***** GIVEN ENTRIES *****

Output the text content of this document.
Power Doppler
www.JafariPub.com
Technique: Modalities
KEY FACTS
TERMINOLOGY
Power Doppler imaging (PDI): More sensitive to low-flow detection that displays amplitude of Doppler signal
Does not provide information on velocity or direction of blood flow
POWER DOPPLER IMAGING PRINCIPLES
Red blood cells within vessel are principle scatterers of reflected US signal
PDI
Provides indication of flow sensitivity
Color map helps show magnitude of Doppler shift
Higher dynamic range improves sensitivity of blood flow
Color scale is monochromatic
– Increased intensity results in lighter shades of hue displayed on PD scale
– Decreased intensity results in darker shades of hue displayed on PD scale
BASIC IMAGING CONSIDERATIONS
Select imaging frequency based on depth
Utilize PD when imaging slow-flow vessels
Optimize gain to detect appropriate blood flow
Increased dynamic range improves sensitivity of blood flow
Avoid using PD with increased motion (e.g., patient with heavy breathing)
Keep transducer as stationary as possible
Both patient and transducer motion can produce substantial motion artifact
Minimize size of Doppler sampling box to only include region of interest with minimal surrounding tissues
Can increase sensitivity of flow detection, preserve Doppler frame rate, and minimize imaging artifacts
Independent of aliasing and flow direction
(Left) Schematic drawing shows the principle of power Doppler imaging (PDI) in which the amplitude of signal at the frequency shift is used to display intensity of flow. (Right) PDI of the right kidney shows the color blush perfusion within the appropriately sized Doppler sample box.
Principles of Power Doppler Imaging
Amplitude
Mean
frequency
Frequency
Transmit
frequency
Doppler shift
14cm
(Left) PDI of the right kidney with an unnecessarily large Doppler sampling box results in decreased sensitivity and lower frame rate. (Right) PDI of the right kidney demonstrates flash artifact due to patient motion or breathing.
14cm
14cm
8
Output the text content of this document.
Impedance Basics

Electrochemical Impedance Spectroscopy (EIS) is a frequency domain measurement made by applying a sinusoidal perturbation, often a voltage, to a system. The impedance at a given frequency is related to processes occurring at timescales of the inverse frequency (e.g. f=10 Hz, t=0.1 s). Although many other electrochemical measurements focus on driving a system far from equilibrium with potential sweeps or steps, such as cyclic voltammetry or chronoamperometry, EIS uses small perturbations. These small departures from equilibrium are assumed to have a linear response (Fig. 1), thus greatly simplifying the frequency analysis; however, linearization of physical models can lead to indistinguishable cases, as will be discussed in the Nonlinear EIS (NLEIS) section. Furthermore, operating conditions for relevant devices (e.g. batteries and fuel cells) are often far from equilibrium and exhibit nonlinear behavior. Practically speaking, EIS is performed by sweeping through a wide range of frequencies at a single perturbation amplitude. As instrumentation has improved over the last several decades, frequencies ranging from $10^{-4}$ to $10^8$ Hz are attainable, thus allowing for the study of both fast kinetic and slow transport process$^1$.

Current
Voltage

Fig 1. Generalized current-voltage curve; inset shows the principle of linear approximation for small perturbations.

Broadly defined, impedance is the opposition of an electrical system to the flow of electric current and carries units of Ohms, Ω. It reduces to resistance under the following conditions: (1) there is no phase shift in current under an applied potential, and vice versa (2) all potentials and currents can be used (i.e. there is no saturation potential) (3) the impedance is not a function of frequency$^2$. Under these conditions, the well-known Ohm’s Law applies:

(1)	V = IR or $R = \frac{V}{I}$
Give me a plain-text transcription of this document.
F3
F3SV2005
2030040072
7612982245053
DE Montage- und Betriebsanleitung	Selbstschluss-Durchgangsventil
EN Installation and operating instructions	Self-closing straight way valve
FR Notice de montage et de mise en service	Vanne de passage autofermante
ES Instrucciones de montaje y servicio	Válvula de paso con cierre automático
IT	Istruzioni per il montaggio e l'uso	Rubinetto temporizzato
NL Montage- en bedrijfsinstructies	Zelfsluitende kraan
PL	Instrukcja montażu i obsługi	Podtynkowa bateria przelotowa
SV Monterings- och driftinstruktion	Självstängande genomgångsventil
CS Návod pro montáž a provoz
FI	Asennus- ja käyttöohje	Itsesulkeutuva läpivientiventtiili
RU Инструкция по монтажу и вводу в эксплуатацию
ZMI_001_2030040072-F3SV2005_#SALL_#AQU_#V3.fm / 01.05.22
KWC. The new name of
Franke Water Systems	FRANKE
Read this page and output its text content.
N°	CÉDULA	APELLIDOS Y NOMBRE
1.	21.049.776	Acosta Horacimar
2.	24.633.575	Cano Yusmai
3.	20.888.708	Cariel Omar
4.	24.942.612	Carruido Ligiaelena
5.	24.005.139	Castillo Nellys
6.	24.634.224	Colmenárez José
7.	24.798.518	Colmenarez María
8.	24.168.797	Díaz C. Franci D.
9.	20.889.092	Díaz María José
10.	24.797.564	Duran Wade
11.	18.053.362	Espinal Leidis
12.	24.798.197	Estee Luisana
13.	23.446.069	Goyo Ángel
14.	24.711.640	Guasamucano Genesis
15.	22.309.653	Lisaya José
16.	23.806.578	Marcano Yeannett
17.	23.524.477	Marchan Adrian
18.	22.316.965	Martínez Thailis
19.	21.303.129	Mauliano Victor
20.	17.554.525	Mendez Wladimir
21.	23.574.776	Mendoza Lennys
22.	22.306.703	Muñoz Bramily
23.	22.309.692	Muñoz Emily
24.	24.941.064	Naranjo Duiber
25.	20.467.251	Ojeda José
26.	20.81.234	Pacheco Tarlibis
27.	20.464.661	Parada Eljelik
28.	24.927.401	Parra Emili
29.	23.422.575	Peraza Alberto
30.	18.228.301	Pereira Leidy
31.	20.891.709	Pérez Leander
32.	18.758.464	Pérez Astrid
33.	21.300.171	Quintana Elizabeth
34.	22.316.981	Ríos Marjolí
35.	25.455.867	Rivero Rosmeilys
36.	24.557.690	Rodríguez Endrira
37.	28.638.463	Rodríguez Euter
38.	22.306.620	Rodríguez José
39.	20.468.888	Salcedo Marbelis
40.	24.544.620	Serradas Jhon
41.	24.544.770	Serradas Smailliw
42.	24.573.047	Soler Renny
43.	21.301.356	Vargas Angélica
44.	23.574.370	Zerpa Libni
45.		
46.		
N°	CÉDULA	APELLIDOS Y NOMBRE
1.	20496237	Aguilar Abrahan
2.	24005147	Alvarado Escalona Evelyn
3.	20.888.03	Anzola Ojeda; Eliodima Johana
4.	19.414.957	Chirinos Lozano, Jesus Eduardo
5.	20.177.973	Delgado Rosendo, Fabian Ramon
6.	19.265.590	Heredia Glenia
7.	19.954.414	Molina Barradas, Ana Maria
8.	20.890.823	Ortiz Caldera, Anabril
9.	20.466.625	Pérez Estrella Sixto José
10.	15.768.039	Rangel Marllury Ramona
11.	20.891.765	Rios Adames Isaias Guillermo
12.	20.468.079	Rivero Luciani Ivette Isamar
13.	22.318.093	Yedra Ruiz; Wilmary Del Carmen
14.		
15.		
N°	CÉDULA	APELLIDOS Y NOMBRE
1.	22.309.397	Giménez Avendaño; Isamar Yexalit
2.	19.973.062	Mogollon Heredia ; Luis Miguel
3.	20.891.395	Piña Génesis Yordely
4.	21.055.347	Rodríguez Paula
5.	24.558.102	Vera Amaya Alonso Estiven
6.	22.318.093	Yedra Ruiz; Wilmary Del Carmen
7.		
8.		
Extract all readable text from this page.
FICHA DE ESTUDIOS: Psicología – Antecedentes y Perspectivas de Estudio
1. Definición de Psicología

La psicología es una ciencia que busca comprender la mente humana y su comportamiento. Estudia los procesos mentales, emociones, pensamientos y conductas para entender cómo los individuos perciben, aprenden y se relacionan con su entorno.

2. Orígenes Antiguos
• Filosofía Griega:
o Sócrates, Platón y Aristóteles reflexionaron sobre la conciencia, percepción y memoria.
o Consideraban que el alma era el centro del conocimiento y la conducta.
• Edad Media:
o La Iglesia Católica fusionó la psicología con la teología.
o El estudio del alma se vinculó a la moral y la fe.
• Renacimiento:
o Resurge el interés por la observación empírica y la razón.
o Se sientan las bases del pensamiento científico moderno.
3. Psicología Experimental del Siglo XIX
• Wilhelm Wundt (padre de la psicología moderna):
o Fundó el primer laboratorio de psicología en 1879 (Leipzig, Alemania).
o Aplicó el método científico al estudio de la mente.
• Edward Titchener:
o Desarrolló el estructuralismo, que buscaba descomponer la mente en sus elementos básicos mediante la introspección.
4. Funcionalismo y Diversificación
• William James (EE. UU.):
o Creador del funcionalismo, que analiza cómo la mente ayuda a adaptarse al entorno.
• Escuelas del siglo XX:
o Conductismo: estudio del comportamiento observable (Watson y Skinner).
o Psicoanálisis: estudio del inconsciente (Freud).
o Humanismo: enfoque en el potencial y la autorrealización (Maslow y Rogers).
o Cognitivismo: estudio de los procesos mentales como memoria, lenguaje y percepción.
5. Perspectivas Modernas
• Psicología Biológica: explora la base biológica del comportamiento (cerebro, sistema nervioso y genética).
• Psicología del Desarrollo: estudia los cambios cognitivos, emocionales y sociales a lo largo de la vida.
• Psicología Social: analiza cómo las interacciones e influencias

*****

**WHAT YOU NEED TO DO:** Where does the word "frame" appear in the records? Copy every line that holds it.

**OUTPUT FOR THIS TASK:**
Can increase sensitivity of flow detection, preserve Doppler frame rate, and minimize imaging artifacts
(Left) PDI of the right kidney with an unnecessarily large Doppler sampling box results in decreased sensitivity and lower frame rate. (Right) PDI of the right kidney demonstrates flash artifact due to patient motion or breathing.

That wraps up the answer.